> _What you have to do_
Write the next part of the news passage about the attack on Scout, the donkey, continuing from its final sentence.

> _Passage given_
>> begin

The donkey, Scout, was discovered by Clinton Cline, vice-president of the Two Mile High Club, which oversees the donkey herd, in an isolated section of the 15-acre pasture area near the public works facility, outside of town. The attack prompted an investigation by the Colorado Division of Wildlife, who advised the club on taking several steps to assure the safety of the remaining members of the herd, now totaling 13 donkeys.
The club has already installed a motion-activated special spotlight to scare off potential predators. Club members are also doing nightly visits of the pasture area to check on their welfare.
“It is very said. This is very unusual,” said Tom LItherland, president-elect of the Two Mile Club, who also serves as a member of the city council.
According to Litherland, the region has experienced a high amount of coyotes and has received reports of several mountain lions in the area, such as a mother and two cubs.
Club members have concluded that the latest attack was the result of a mountain lion and not a coyote.

>> end

> _Provided information_
>> begin

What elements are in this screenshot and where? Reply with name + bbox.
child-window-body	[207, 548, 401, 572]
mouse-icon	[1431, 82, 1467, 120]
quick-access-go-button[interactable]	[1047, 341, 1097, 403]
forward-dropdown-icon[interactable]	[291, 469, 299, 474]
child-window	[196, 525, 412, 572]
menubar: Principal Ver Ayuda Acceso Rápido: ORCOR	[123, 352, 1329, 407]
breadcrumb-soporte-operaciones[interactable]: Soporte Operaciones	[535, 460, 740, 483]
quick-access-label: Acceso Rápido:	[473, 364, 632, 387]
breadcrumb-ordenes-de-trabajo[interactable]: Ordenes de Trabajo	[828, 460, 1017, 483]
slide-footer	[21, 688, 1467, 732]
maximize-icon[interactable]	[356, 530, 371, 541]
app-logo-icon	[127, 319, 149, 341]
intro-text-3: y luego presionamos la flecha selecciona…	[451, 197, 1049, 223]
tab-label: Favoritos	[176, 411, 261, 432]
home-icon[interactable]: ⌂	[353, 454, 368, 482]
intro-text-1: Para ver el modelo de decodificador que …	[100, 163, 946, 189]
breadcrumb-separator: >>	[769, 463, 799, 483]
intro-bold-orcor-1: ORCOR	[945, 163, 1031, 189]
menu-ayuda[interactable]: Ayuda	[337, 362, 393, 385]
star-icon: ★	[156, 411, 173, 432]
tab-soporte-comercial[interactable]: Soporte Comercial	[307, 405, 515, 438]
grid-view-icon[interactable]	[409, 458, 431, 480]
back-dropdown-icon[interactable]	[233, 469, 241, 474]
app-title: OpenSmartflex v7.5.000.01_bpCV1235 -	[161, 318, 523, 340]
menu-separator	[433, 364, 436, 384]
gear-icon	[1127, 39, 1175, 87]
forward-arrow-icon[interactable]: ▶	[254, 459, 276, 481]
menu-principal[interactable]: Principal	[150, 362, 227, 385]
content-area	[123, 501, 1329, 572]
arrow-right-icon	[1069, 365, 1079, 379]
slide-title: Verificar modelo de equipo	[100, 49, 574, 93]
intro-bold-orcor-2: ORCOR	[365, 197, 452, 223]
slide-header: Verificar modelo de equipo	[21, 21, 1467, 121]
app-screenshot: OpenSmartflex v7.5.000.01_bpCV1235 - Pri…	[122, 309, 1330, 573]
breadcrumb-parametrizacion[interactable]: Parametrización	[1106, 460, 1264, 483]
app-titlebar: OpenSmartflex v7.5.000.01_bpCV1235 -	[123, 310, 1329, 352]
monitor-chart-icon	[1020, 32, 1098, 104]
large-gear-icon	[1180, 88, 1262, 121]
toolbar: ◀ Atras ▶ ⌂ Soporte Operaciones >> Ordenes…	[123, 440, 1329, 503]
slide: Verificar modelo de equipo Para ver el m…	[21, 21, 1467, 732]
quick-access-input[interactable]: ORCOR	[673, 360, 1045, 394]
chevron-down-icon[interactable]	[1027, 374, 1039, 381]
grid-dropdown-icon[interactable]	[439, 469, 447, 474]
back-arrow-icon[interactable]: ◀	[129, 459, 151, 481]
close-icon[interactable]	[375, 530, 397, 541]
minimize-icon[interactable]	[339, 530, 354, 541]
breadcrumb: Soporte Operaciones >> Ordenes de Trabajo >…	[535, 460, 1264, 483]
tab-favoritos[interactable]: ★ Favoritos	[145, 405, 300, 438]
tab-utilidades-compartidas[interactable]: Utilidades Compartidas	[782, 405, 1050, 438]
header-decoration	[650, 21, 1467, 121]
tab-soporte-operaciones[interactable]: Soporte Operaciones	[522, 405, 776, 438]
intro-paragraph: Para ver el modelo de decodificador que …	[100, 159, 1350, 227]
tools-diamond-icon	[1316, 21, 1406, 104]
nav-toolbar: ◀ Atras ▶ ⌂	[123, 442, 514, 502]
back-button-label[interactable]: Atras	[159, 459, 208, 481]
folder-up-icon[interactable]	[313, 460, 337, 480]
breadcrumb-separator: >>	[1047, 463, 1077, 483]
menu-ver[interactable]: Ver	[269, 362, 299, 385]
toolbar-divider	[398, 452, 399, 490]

>> end

> _Written response_
“This was a lucky kill,” said Cline. He (the mountain lion attacker) was just in the right place at the right time.”
According to Cline, incidents involving donkey deaths due to lions are extremely rare. Club members can’t remember the last time a member of the donkey herd was killed by a mountain lion. “It has about the same probability as a golfer getting a hole-in-one,” related Cline. “This is an extremely rare incident.”
According to club officials, the donkeys sometimes get chased by mountain lions, coyotes or other wildlife, but they are rarely attacked.
Mountain lions typically are afraid of large herds. In fact, Cline has even speculated that in the latest incident, the remainder of the donkeys may have spotted the attacker and then tried to come to Scout’s rescue. “They may have just said ‘enough is enough” said Cline. He noted that the donkey victim suffered a fatal neck wound, but the attacker didn’t devour any other sections of the animal.
“They can kick them to death,” added Litherland, when explaining the power of the entire herd when confronting a mountain lion.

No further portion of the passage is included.